Stored dataset items
—————
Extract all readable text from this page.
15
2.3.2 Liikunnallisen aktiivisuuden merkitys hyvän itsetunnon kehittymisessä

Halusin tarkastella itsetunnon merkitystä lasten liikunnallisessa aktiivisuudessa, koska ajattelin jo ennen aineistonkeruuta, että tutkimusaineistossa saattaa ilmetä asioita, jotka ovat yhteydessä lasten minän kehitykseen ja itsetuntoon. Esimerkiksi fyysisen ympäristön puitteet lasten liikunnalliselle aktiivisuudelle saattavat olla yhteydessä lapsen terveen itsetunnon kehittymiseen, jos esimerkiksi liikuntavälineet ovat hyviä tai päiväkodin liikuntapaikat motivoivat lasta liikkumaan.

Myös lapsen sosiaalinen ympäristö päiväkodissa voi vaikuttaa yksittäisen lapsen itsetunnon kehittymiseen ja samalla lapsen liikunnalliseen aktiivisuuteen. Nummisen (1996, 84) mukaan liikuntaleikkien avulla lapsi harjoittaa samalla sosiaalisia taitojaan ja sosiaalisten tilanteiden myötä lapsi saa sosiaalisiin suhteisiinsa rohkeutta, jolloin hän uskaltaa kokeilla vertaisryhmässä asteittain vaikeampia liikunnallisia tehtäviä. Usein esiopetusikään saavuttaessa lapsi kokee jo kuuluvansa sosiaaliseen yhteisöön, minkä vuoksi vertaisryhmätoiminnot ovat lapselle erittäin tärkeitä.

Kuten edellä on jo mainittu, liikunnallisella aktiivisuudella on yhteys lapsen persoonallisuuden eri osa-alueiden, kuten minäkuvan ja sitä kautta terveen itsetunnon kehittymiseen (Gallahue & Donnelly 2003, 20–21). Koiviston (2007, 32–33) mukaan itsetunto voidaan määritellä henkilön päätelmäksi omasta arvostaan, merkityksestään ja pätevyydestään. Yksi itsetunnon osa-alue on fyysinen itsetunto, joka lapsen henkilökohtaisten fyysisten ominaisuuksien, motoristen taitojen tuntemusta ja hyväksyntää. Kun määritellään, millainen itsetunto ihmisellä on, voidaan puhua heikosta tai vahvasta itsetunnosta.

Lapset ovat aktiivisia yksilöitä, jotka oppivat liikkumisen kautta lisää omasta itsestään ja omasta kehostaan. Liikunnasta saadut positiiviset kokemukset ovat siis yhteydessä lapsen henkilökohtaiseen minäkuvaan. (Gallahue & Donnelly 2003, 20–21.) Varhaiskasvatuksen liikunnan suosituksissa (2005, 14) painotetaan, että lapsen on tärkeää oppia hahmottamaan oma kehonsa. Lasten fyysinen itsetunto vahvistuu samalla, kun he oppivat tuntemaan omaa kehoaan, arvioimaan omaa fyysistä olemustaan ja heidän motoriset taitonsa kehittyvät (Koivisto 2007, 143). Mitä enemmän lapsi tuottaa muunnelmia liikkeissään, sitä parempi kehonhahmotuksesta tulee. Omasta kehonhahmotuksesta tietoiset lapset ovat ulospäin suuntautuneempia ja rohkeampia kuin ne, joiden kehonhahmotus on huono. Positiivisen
—————
• [Task goal]: Copy all of the data. Keep every word exactly as it is.

• [Answer in full]:
Extract all readable text from this page.
15
2.3.2 Liikunnallisen aktiivisuuden merkitys hyvän itsetunnon kehittymisessä

Halusin tarkastella itsetunnon merkitystä lasten liikunnallisessa aktiivisuudessa, koska ajattelin jo ennen aineistonkeruuta, että tutkimusaineistossa saattaa ilmetä asioita, jotka ovat yhteydessä lasten minän kehitykseen ja itsetuntoon. Esimerkiksi fyysisen ympäristön puitteet lasten liikunnalliselle aktiivisuudelle saattavat olla yhteydessä lapsen terveen itsetunnon kehittymiseen, jos esimerkiksi liikuntavälineet ovat hyviä tai päiväkodin liikuntapaikat motivoivat lasta liikkumaan.

Myös lapsen sosiaalinen ympäristö päiväkodissa voi vaikuttaa yksittäisen lapsen itsetunnon kehittymiseen ja samalla lapsen liikunnalliseen aktiivisuuteen. Nummisen (1996, 84) mukaan liikuntaleikkien avulla lapsi harjoittaa samalla sosiaalisia taitojaan ja sosiaalisten tilanteiden myötä lapsi saa sosiaalisiin suhteisiinsa rohkeutta, jolloin hän uskaltaa kokeilla vertaisryhmässä asteittain vaikeampia liikunnallisia tehtäviä. Usein esiopetusikään saavuttaessa lapsi kokee jo kuuluvansa sosiaaliseen yhteisöön, minkä vuoksi vertaisryhmätoiminnot ovat lapselle erittäin tärkeitä.

Kuten edellä on jo mainittu, liikunnallisella aktiivisuudella on yhteys lapsen persoonallisuuden eri osa-alueiden, kuten minäkuvan ja sitä kautta terveen itsetunnon kehittymiseen (Gallahue & Donnelly 2003, 20–21). Koiviston (2007, 32–33) mukaan itsetunto voidaan määritellä henkilön päätelmäksi omasta arvostaan, merkityksestään ja pätevyydestään. Yksi itsetunnon osa-alue on fyysinen itsetunto, joka lapsen henkilökohtaisten fyysisten ominaisuuksien, motoristen taitojen tuntemusta ja hyväksyntää. Kun määritellään, millainen itsetunto ihmisellä on, voidaan puhua heikosta tai vahvasta itsetunnosta.

Lapset ovat aktiivisia yksilöitä, jotka oppivat liikkumisen kautta lisää omasta itsestään ja omasta kehostaan. Liikunnasta saadut positiiviset kokemukset ovat siis yhteydessä lapsen henkilökohtaiseen minäkuvaan. (Gallahue & Donnelly 2003, 20–21.) Varhaiskasvatuksen liikunnan suosituksissa (2005, 14) painotetaan, että lapsen on tärkeää oppia hahmottamaan oma kehonsa. Lasten fyysinen itsetunto vahvistuu samalla, kun he oppivat tuntemaan omaa kehoaan, arvioimaan omaa fyysistä olemustaan ja heidän motoriset taitonsa kehittyvät (Koivisto 2007, 143). Mitä enemmän lapsi tuottaa muunnelmia liikkeissään, sitä parempi kehonhahmotuksesta tulee. Omasta kehonhahmotuksesta tietoiset lapset ovat ulospäin suuntautuneempia ja rohkeampia kuin ne, joiden kehonhahmotus on huono. Positiivisen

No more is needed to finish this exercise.